The request:
Print the records below word for word, but leave out the pictures.

○ ○ ○ ○

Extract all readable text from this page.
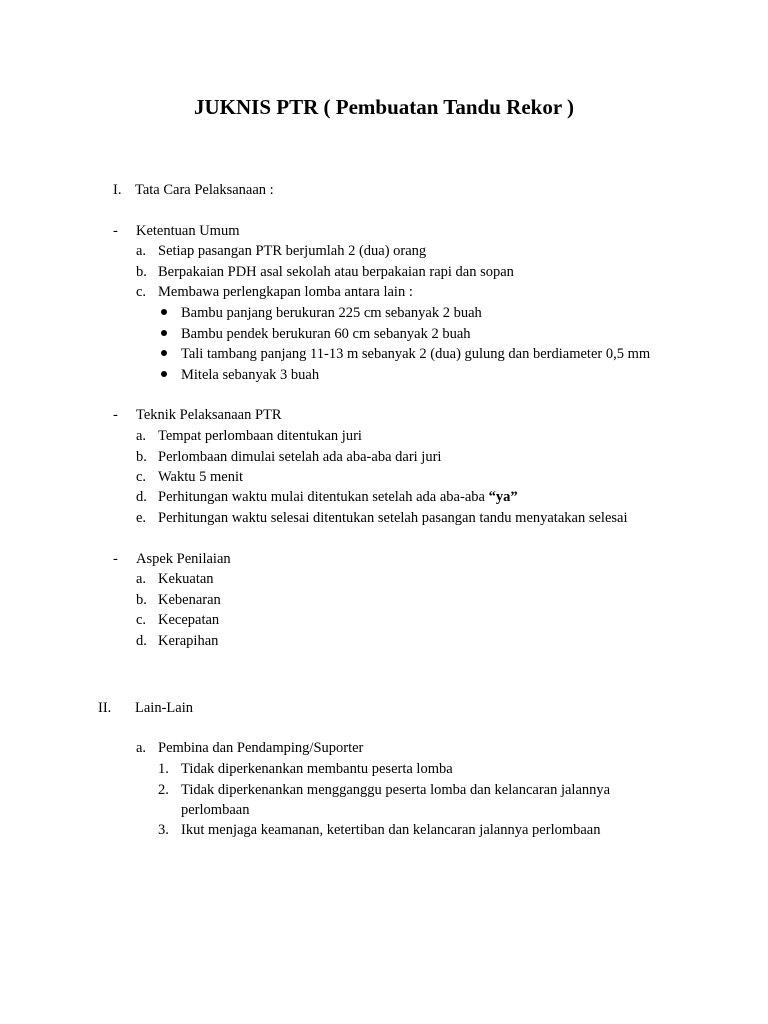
JUKNIS PTR ( Pembuatan Tandu Rekor )
I. Tata Cara Pelaksanaan :
- Ketentuan Umum
a. Setiap pasangan PTR berjumlah 2 (dua) orang
b. Berpakaian PDH asal sekolah atau berpakaian rapi dan sopan
c. Membawa perlengkapan lomba antara lain :
Bambu panjang berukuran 225 cm sebanyak 2 buah
Bambu pendek berukuran 60 cm sebanyak 2 buah
Tali tambang panjang 11-13 m sebanyak 2 (dua) gulung dan berdiameter 0,5 mm
Mitela sebanyak 3 buah
- Teknik Pelaksanaan PTR
a. Tempat perlombaan ditentukan juri
b. Perlombaan dimulai setelah ada aba-aba dari juri
c. Waktu 5 menit
d. Perhitungan waktu mulai ditentukan setelah ada aba-aba “ya”
e. Perhitungan waktu selesai ditentukan setelah pasangan tandu menyatakan selesai
- Aspek Penilaian
a. Kekuatan
b. Kebenaran
c. Kecepatan
d. Kerapihan
II. Lain-Lain
a. Pembina dan Pendamping/Suporter
1. Tidak diperkenankan membantu peserta lomba
2. Tidak diperkenankan mengganggu peserta lomba dan kelancaran jalannya
perlombaan
3. Ikut menjaga keamanan, ketertiban dan kelancaran jalannya perlombaan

○ ○ ○ ○

Expected answer:
Extract all readable text from this page.
JUKNIS PTR ( Pembuatan Tandu Rekor )
I. Tata Cara Pelaksanaan :
- Ketentuan Umum
a. Setiap pasangan PTR berjumlah 2 (dua) orang
b. Berpakaian PDH asal sekolah atau berpakaian rapi dan sopan
c. Membawa perlengkapan lomba antara lain :
Bambu panjang berukuran 225 cm sebanyak 2 buah
Bambu pendek berukuran 60 cm sebanyak 2 buah
Tali tambang panjang 11-13 m sebanyak 2 (dua) gulung dan berdiameter 0,5 mm
Mitela sebanyak 3 buah
- Teknik Pelaksanaan PTR
a. Tempat perlombaan ditentukan juri
b. Perlombaan dimulai setelah ada aba-aba dari juri
c. Waktu 5 menit
d. Perhitungan waktu mulai ditentukan setelah ada aba-aba “ya”
e. Perhitungan waktu selesai ditentukan setelah pasangan tandu menyatakan selesai
- Aspek Penilaian
a. Kekuatan
b. Kebenaran
c. Kecepatan
d. Kerapihan
II. Lain-Lain
a. Pembina dan Pendamping/Suporter
1. Tidak diperkenankan membantu peserta lomba
2. Tidak diperkenankan mengganggu peserta lomba dan kelancaran jalannya
perlombaan
3. Ikut menjaga keamanan, ketertiban dan kelancaran jalannya perlombaan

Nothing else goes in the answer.